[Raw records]
◇ ◇ ◇ ◇ ◇

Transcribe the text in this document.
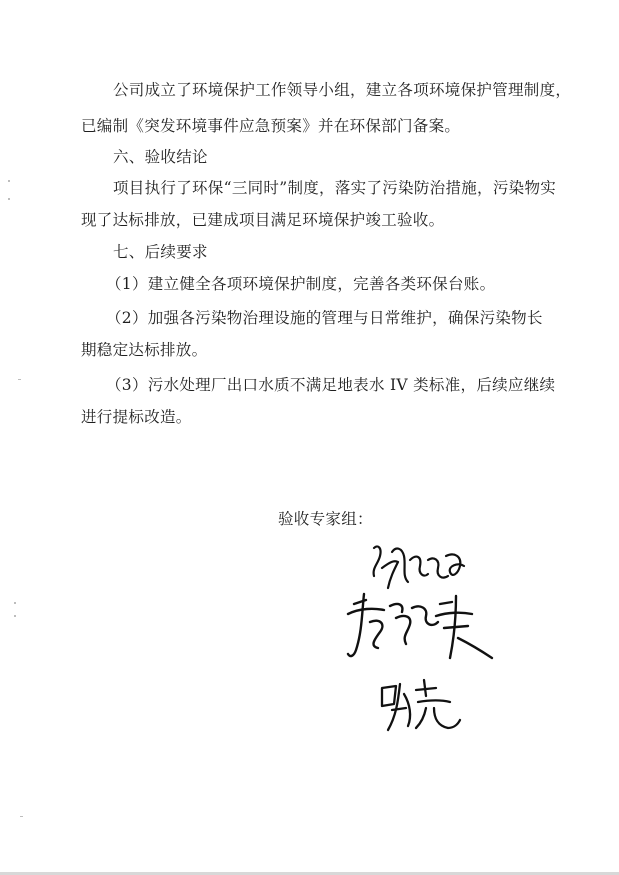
公司成立了环境保护工作领导小组，建立各项环境保护管理制度，
已编制《突发环境事件应急预案》并在环保部门备案。
六、验收结论
项目执行了环保“三同时”制度，落实了污染防治措施，污染物实
现了达标排放，已建成项目满足环境保护竣工验收。
七、后续要求
（1）建立健全各项环境保护制度，完善各类环保台账。
（2）加强各污染物治理设施的管理与日常维护，确保污染物长
期稳定达标排放。
（3）污水处理厂出口水质不满足地表水 IV 类标准，后续应继续
进行提标改造。
验收专家组：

◇ ◇ ◇ ◇ ◇

Copy out all the data without changing anything, and drop the pictures.

• **OUTPUT**:
Transcribe the text in this document.
公司成立了环境保护工作领导小组，建立各项环境保护管理制度，
已编制《突发环境事件应急预案》并在环保部门备案。
六、验收结论
项目执行了环保“三同时”制度，落实了污染防治措施，污染物实
现了达标排放，已建成项目满足环境保护竣工验收。
七、后续要求
（1）建立健全各项环境保护制度，完善各类环保台账。
（2）加强各污染物治理设施的管理与日常维护，确保污染物长
期稳定达标排放。
（3）污水处理厂出口水质不满足地表水 IV 类标准，后续应继续
进行提标改造。
验收专家组：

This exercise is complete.